■ **WHAT YOU HAVE TO DO**
Can you copy the lines from the one that contains "Read out every word on this page." through the end of the material below, exactly and with nothing else?

Recorded data
■ ■ ■ ■ ■ ■ ■

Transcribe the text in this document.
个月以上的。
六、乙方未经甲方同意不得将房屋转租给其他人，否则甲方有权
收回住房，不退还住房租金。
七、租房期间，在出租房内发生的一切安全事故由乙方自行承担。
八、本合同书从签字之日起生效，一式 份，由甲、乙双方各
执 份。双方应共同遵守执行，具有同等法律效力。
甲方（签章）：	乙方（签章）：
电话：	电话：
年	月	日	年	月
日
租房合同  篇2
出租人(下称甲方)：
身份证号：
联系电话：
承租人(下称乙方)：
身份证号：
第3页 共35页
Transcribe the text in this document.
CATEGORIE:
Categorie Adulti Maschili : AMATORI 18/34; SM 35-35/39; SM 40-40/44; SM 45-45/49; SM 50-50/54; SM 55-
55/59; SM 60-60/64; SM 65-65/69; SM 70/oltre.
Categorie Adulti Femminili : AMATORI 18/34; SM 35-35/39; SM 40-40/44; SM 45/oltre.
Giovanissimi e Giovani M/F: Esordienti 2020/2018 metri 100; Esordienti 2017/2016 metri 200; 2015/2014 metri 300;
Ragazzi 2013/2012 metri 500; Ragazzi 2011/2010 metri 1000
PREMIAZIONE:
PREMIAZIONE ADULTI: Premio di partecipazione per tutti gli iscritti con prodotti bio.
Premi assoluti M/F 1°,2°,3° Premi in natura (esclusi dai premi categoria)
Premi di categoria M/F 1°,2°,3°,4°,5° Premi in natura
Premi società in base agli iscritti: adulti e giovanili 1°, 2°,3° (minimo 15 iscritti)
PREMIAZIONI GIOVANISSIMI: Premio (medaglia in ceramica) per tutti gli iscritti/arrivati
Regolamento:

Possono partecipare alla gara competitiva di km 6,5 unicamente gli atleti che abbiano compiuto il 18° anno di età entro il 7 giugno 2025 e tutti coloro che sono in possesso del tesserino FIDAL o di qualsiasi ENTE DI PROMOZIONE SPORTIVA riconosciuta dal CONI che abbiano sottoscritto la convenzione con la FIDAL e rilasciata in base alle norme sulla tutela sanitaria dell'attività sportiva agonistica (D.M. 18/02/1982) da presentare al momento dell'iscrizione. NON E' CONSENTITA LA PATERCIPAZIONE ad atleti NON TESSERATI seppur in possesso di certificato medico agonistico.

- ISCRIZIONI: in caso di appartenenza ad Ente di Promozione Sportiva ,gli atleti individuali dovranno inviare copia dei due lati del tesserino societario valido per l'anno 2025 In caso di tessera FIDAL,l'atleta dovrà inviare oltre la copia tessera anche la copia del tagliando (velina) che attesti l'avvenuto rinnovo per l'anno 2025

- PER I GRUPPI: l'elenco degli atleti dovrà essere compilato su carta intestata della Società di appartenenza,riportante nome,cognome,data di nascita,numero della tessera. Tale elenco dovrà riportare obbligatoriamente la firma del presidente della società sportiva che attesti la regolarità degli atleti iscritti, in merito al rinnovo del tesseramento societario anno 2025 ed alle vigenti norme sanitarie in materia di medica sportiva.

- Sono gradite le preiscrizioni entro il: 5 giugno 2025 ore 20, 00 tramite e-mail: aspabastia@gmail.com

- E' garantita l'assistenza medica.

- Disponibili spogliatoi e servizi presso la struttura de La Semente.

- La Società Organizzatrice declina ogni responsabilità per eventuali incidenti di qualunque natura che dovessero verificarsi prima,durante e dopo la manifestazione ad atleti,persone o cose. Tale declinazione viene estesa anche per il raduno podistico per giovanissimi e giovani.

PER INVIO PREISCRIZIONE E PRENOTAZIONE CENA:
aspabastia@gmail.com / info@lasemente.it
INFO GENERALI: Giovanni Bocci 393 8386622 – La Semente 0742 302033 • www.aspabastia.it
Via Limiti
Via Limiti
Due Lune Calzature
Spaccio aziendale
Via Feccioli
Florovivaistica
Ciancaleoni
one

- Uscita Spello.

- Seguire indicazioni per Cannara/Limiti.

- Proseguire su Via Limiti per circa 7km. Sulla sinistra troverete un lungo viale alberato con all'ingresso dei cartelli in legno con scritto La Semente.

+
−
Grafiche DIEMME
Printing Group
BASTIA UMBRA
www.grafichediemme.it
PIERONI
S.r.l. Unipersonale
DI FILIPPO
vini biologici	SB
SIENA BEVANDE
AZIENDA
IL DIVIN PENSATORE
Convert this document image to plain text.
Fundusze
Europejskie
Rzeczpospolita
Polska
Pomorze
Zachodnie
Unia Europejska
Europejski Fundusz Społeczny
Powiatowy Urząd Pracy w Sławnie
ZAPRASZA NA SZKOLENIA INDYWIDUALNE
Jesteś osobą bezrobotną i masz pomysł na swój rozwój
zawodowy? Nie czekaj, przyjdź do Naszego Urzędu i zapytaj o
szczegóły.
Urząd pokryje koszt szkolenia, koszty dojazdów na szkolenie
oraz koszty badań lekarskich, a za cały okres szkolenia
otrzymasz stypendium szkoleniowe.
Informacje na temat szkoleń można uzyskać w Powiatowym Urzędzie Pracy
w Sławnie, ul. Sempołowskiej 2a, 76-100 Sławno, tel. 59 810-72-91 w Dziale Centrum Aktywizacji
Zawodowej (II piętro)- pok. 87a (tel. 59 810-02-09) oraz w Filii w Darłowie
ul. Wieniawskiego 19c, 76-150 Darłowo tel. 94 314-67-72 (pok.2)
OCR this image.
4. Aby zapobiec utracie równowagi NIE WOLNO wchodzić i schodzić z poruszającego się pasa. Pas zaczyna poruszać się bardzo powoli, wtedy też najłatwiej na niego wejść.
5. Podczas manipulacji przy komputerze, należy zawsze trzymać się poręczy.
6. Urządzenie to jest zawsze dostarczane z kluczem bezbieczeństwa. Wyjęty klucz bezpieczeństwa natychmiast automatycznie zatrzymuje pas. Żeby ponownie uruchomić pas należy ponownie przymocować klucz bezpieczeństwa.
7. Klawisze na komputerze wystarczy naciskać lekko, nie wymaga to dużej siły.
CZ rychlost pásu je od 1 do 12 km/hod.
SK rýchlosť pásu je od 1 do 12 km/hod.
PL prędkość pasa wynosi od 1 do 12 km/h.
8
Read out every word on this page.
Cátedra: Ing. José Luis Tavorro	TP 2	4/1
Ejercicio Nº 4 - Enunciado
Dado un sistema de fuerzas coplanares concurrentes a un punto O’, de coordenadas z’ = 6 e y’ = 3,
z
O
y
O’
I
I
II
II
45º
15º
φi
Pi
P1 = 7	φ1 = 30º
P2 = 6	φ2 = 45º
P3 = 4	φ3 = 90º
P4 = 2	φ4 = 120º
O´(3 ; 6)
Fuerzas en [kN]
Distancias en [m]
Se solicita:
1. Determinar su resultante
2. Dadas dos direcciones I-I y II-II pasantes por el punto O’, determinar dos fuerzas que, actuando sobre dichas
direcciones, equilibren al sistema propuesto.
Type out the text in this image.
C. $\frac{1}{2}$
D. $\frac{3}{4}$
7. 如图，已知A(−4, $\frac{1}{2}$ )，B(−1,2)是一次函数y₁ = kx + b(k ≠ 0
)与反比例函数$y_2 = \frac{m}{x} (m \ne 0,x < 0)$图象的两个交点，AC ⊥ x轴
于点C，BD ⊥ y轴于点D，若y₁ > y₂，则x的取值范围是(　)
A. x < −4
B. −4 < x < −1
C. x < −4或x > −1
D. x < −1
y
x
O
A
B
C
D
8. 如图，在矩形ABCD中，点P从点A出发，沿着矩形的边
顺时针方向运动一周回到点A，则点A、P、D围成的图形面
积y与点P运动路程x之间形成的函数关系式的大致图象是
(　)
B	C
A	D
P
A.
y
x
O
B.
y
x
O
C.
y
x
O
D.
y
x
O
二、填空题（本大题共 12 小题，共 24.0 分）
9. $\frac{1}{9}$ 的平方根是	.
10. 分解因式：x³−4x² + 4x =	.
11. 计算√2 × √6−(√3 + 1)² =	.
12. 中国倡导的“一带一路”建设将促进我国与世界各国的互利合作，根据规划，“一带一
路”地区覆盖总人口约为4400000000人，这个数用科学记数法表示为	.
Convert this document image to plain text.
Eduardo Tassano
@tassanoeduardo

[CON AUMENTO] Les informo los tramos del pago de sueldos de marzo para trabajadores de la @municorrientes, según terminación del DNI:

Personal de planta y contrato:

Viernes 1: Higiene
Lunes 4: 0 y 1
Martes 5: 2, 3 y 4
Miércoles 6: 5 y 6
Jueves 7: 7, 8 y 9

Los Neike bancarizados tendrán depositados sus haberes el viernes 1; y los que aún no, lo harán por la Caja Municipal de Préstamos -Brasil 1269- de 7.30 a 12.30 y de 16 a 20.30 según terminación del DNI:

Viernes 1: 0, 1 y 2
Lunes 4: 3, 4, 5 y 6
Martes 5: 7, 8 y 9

■ ■ ■ ■ ■ ■ ■

■ **RESPONSE BELOW**
Read out every word on this page.
Cátedra: Ing. José Luis Tavorro	TP 2	4/1
Ejercicio Nº 4 - Enunciado
Dado un sistema de fuerzas coplanares concurrentes a un punto O’, de coordenadas z’ = 6 e y’ = 3,
z
O
y
O’
I
I
II
II
45º
15º
φi
Pi
P1 = 7	φ1 = 30º
P2 = 6	φ2 = 45º
P3 = 4	φ3 = 90º
P4 = 2	φ4 = 120º
O´(3 ; 6)
Fuerzas en [kN]
Distancias en [m]
Se solicita:
1. Determinar su resultante
2. Dadas dos direcciones I-I y II-II pasantes por el punto O’, determinar dos fuerzas que, actuando sobre dichas
direcciones, equilibren al sistema propuesto.
Type out the text in this image.
C. $\frac{1}{2}$
D. $\frac{3}{4}$
7. 如图，已知A(−4, $\frac{1}{2}$ )，B(−1,2)是一次函数y₁ = kx + b(k ≠ 0
)与反比例函数$y_2 = \frac{m}{x} (m \ne 0,x < 0)$图象的两个交点，AC ⊥ x轴
于点C，BD ⊥ y轴于点D，若y₁ > y₂，则x的取值范围是(　)
A. x < −4
B. −4 < x < −1
C. x < −4或x > −1
D. x < −1
y
x
O
A
B
C
D
8. 如图，在矩形ABCD中，点P从点A出发，沿着矩形的边
顺时针方向运动一周回到点A，则点A、P、D围成的图形面
积y与点P运动路程x之间形成的函数关系式的大致图象是
(　)
B	C
A	D
P
A.
y
x
O
B.
y
x
O
C.
y
x
O
D.
y
x
O
二、填空题（本大题共 12 小题，共 24.0 分）
9. $\frac{1}{9}$ 的平方根是	.
10. 分解因式：x³−4x² + 4x =	.
11. 计算√2 × √6−(√3 + 1)² =	.
12. 中国倡导的“一带一路”建设将促进我国与世界各国的互利合作，根据规划，“一带一
路”地区覆盖总人口约为4400000000人，这个数用科学记数法表示为	.
Convert this document image to plain text.
Eduardo Tassano
@tassanoeduardo

[CON AUMENTO] Les informo los tramos del pago de sueldos de marzo para trabajadores de la @municorrientes, según terminación del DNI:

Personal de planta y contrato:

Viernes 1: Higiene
Lunes 4: 0 y 1
Martes 5: 2, 3 y 4
Miércoles 6: 5 y 6
Jueves 7: 7, 8 y 9

Los Neike bancarizados tendrán depositados sus haberes el viernes 1; y los que aún no, lo harán por la Caja Municipal de Préstamos -Brasil 1269- de 7.30 a 12.30 y de 16 a 20.30 según terminación del DNI:

Viernes 1: 0, 1 y 2
Lunes 4: 3, 4, 5 y 6
Martes 5: 7, 8 y 9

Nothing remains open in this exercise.